Extract all lines from the data beneath that include the word "Trump".

* _Provided entries_:
▽

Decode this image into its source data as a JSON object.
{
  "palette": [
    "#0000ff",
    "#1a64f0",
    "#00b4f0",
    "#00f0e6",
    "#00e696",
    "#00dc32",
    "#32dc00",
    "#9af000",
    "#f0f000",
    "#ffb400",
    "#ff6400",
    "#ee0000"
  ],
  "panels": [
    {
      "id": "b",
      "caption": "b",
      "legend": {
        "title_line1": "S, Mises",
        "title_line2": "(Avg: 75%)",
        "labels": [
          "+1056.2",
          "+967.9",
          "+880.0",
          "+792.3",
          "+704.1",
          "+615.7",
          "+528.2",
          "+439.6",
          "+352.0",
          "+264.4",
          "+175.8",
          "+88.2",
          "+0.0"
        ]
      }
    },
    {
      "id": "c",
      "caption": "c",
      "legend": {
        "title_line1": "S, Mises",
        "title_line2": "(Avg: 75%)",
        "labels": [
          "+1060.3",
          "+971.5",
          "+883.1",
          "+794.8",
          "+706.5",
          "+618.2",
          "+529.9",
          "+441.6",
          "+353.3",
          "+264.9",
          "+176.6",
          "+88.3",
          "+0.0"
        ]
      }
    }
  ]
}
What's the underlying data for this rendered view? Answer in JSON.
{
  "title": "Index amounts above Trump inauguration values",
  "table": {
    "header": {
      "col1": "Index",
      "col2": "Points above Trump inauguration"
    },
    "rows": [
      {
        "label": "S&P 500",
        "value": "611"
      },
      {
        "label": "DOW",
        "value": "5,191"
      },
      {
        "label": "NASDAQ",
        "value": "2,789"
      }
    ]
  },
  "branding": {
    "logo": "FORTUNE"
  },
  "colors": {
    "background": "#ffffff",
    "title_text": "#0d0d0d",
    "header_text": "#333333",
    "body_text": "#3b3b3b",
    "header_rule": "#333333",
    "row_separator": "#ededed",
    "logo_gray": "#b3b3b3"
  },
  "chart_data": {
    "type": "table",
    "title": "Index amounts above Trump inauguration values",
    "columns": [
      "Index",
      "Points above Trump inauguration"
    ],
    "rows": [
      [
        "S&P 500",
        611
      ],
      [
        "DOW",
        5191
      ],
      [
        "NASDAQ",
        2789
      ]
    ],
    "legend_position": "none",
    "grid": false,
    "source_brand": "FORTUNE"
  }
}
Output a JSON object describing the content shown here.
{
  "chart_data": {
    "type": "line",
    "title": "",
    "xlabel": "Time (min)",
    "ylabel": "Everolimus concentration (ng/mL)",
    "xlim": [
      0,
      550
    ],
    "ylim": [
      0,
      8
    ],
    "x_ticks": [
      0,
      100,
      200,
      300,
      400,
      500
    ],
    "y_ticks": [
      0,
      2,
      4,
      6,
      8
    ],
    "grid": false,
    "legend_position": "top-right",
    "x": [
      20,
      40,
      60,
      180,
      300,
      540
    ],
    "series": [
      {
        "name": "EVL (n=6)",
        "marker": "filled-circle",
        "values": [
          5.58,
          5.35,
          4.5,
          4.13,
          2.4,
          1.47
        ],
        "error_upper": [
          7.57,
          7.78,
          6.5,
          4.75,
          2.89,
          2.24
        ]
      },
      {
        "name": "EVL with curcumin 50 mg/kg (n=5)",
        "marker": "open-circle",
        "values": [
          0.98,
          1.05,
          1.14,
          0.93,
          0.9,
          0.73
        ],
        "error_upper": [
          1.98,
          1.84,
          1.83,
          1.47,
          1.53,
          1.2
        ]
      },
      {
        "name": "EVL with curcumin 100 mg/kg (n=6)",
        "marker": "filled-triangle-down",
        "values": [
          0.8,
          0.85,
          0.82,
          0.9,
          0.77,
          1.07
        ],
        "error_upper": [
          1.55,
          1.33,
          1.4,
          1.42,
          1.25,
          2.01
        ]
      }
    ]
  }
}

△

* _Solution to this task_:
  "title": "Index amounts above Trump inauguration values",
      "col2": "Points above Trump inauguration"
    "title": "Index amounts above Trump inauguration values",
      "Points above Trump inauguration"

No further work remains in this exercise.